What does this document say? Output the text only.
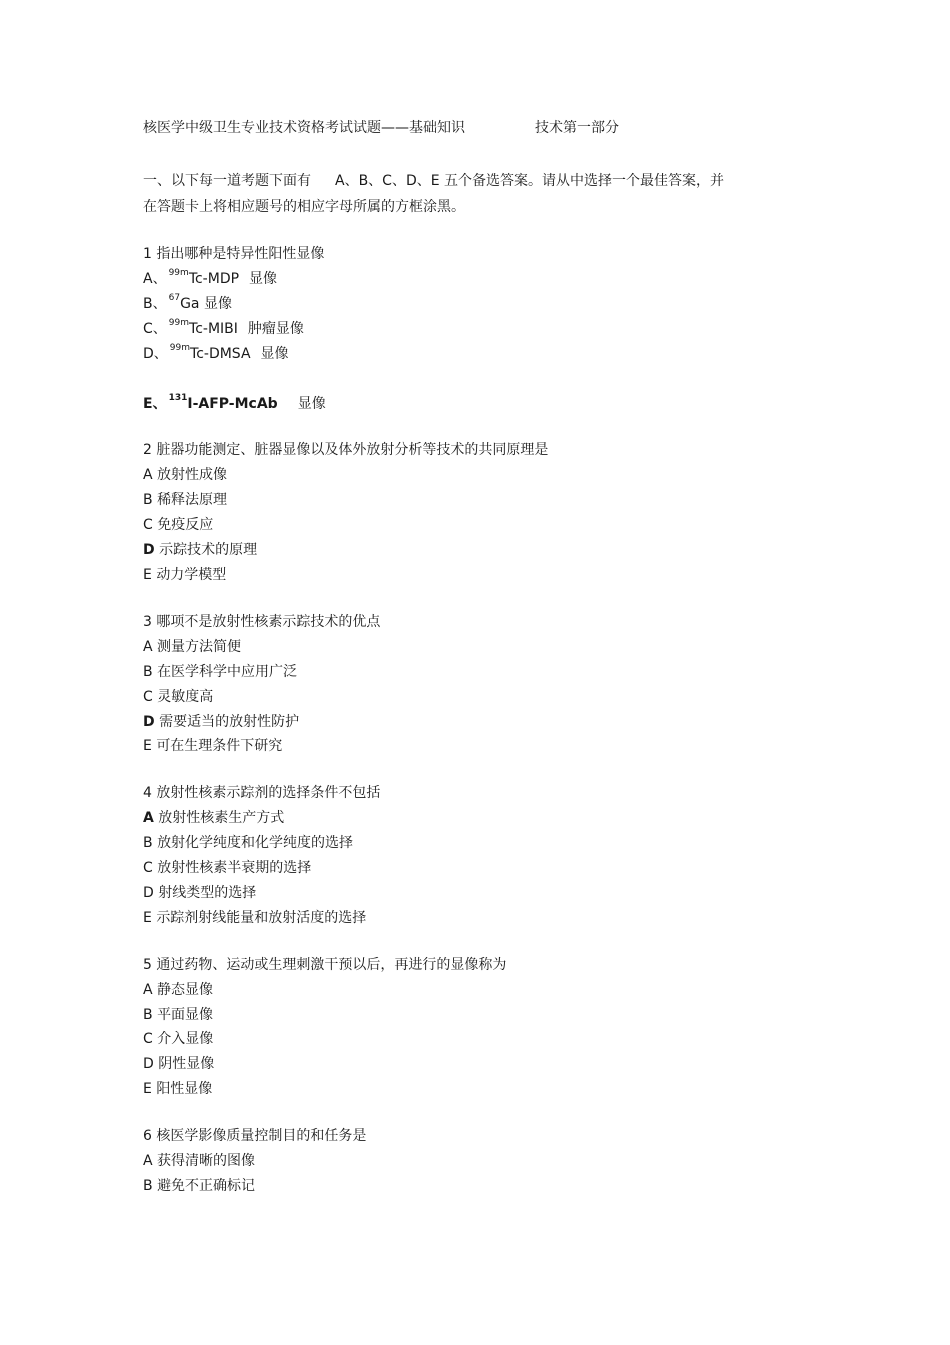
核医学中级卫生专业技术资格考试试题——基础知识	技术第一部分
一、以下每一道考题下面有 A、B、C、D、E 五个备选答案。请从中选择一个最佳答案，并
在答题卡上将相应题号的相应字母所属的方框涂黑。
1 指出哪种是特异性阳性显像
A、 $^{99m}$Tc-MDP 显像
B、 $^{67}$Ga 显像
C、 $^{99m}$Tc-MIBI 肿瘤显像
D、 $^{99m}$Tc-DMSA 显像
E、 $^{131}$I-AFP-McAb 显像
2 脏器功能测定、脏器显像以及体外放射分析等技术的共同原理是
A 放射性成像
B 稀释法原理
C 免疫反应
D 示踪技术的原理
E 动力学模型
3 哪项不是放射性核素示踪技术的优点
A 测量方法简便
B 在医学科学中应用广泛
C 灵敏度高
D 需要适当的放射性防护
E 可在生理条件下研究
4 放射性核素示踪剂的选择条件不包括
A 放射性核素生产方式
B 放射化学纯度和化学纯度的选择
C 放射性核素半衰期的选择
D 射线类型的选择
E 示踪剂射线能量和放射活度的选择
5 通过药物、运动或生理刺激干预以后，再进行的显像称为
A 静态显像
B 平面显像
C 介入显像
D 阴性显像
E 阳性显像
6 核医学影像质量控制目的和任务是
A 获得清晰的图像
B 避免不正确标记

----------------

Exclude the images, then output the data above word for word.

Task answer>
What does this document say? Output the text only.
核医学中级卫生专业技术资格考试试题——基础知识	技术第一部分
一、以下每一道考题下面有 A、B、C、D、E 五个备选答案。请从中选择一个最佳答案，并
在答题卡上将相应题号的相应字母所属的方框涂黑。
1 指出哪种是特异性阳性显像
A、 $^{99m}$Tc-MDP 显像
B、 $^{67}$Ga 显像
C、 $^{99m}$Tc-MIBI 肿瘤显像
D、 $^{99m}$Tc-DMSA 显像
E、 $^{131}$I-AFP-McAb 显像
2 脏器功能测定、脏器显像以及体外放射分析等技术的共同原理是
A 放射性成像
B 稀释法原理
C 免疫反应
D 示踪技术的原理
E 动力学模型
3 哪项不是放射性核素示踪技术的优点
A 测量方法简便
B 在医学科学中应用广泛
C 灵敏度高
D 需要适当的放射性防护
E 可在生理条件下研究
4 放射性核素示踪剂的选择条件不包括
A 放射性核素生产方式
B 放射化学纯度和化学纯度的选择
C 放射性核素半衰期的选择
D 射线类型的选择
E 示踪剂射线能量和放射活度的选择
5 通过药物、运动或生理刺激干预以后，再进行的显像称为
A 静态显像
B 平面显像
C 介入显像
D 阴性显像
E 阳性显像
6 核医学影像质量控制目的和任务是
A 获得清晰的图像
B 避免不正确标记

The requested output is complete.